Records from a data source
•••••
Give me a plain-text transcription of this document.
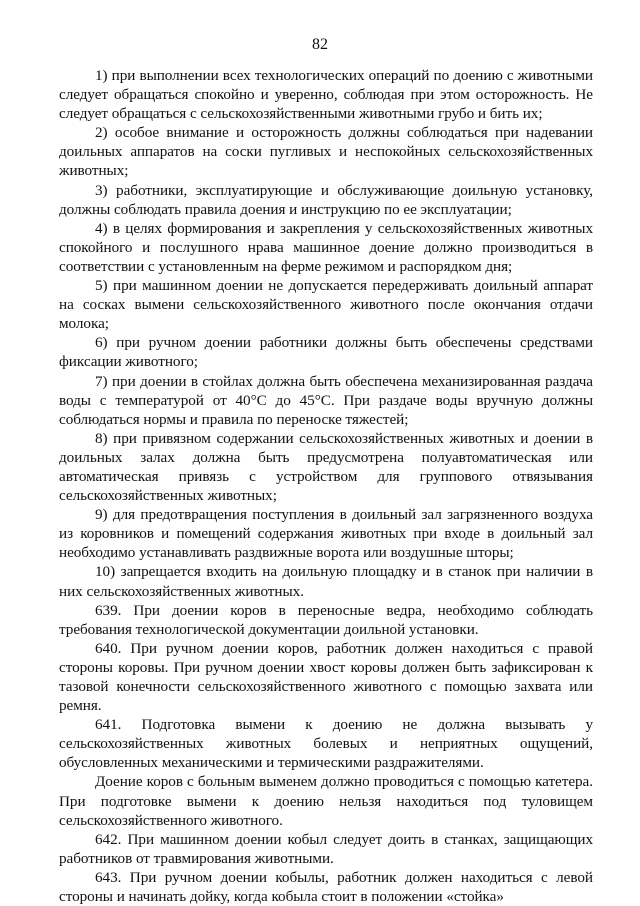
82

1) при выполнении всех технологических операций по доению с животными следует обращаться спокойно и уверенно, соблюдая при этом осторожность. Не следует обращаться с сельскохозяйственными животными грубо и бить их;

2) особое внимание и осторожность должны соблюдаться при надевании доильных аппаратов на соски пугливых и неспокойных сельскохозяйственных животных;

3) работники, эксплуатирующие и обслуживающие доильную установку, должны соблюдать правила доения и инструкцию по ее эксплуатации;

4) в целях формирования и закрепления у сельскохозяйственных животных спокойного и послушного нрава машинное доение должно производиться в соответствии с установленным на ферме режимом и распорядком дня;

5) при машинном доении не допускается передерживать доильный аппарат на сосках вымени сельскохозяйственного животного после окончания отдачи молока;

6) при ручном доении работники должны быть обеспечены средствами фиксации животного;

7) при доении в стойлах должна быть обеспечена механизированная раздача воды с температурой от 40°C до 45°C. При раздаче воды вручную должны соблюдаться нормы и правила по переноске тяжестей;

8) при привязном содержании сельскохозяйственных животных и доении в доильных залах должна быть предусмотрена полуавтоматическая или автоматическая привязь с устройством для группового отвязывания сельскохозяйственных животных;

9) для предотвращения поступления в доильный зал загрязненного воздуха из коровников и помещений содержания животных при входе в доильный зал необходимо устанавливать раздвижные ворота или воздушные шторы;

10) запрещается входить на доильную площадку и в станок при наличии в них сельскохозяйственных животных.

639. При доении коров в переносные ведра, необходимо соблюдать требования технологической документации доильной установки.

640. При ручном доении коров, работник должен находиться с правой стороны коровы. При ручном доении хвост коровы должен быть зафиксирован к тазовой конечности сельскохозяйственного животного с помощью захвата или ремня.

641. Подготовка вымени к доению не должна вызывать у сельскохозяйственных животных болевых и неприятных ощущений, обусловленных механическими и термическими раздражителями.

Доение коров с больным выменем должно проводиться с помощью катетера. При подготовке вымени к доению нельзя находиться под туловищем сельскохозяйственного животного.

642. При машинном доении кобыл следует доить в станках, защищающих работников от травмирования животными.

643. При ручном доении кобылы, работник должен находиться с левой стороны и начинать дойку, когда кобыла стоит в положении «стойка»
•••••
Directions for this task:
Output an exact copy of the material, with the pictures removed.

Response to the exercise:
Give me a plain-text transcription of this document.
82

1) при выполнении всех технологических операций по доению с животными следует обращаться спокойно и уверенно, соблюдая при этом осторожность. Не следует обращаться с сельскохозяйственными животными грубо и бить их;

2) особое внимание и осторожность должны соблюдаться при надевании доильных аппаратов на соски пугливых и неспокойных сельскохозяйственных животных;

3) работники, эксплуатирующие и обслуживающие доильную установку, должны соблюдать правила доения и инструкцию по ее эксплуатации;

4) в целях формирования и закрепления у сельскохозяйственных животных спокойного и послушного нрава машинное доение должно производиться в соответствии с установленным на ферме режимом и распорядком дня;

5) при машинном доении не допускается передерживать доильный аппарат на сосках вымени сельскохозяйственного животного после окончания отдачи молока;

6) при ручном доении работники должны быть обеспечены средствами фиксации животного;

7) при доении в стойлах должна быть обеспечена механизированная раздача воды с температурой от 40°C до 45°C. При раздаче воды вручную должны соблюдаться нормы и правила по переноске тяжестей;

8) при привязном содержании сельскохозяйственных животных и доении в доильных залах должна быть предусмотрена полуавтоматическая или автоматическая привязь с устройством для группового отвязывания сельскохозяйственных животных;

9) для предотвращения поступления в доильный зал загрязненного воздуха из коровников и помещений содержания животных при входе в доильный зал необходимо устанавливать раздвижные ворота или воздушные шторы;

10) запрещается входить на доильную площадку и в станок при наличии в них сельскохозяйственных животных.

639. При доении коров в переносные ведра, необходимо соблюдать требования технологической документации доильной установки.

640. При ручном доении коров, работник должен находиться с правой стороны коровы. При ручном доении хвост коровы должен быть зафиксирован к тазовой конечности сельскохозяйственного животного с помощью захвата или ремня.

641. Подготовка вымени к доению не должна вызывать у сельскохозяйственных животных болевых и неприятных ощущений, обусловленных механическими и термическими раздражителями.

Доение коров с больным выменем должно проводиться с помощью катетера. При подготовке вымени к доению нельзя находиться под туловищем сельскохозяйственного животного.

642. При машинном доении кобыл следует доить в станках, защищающих работников от травмирования животными.

643. При ручном доении кобылы, работник должен находиться с левой стороны и начинать дойку, когда кобыла стоит в положении «стойка»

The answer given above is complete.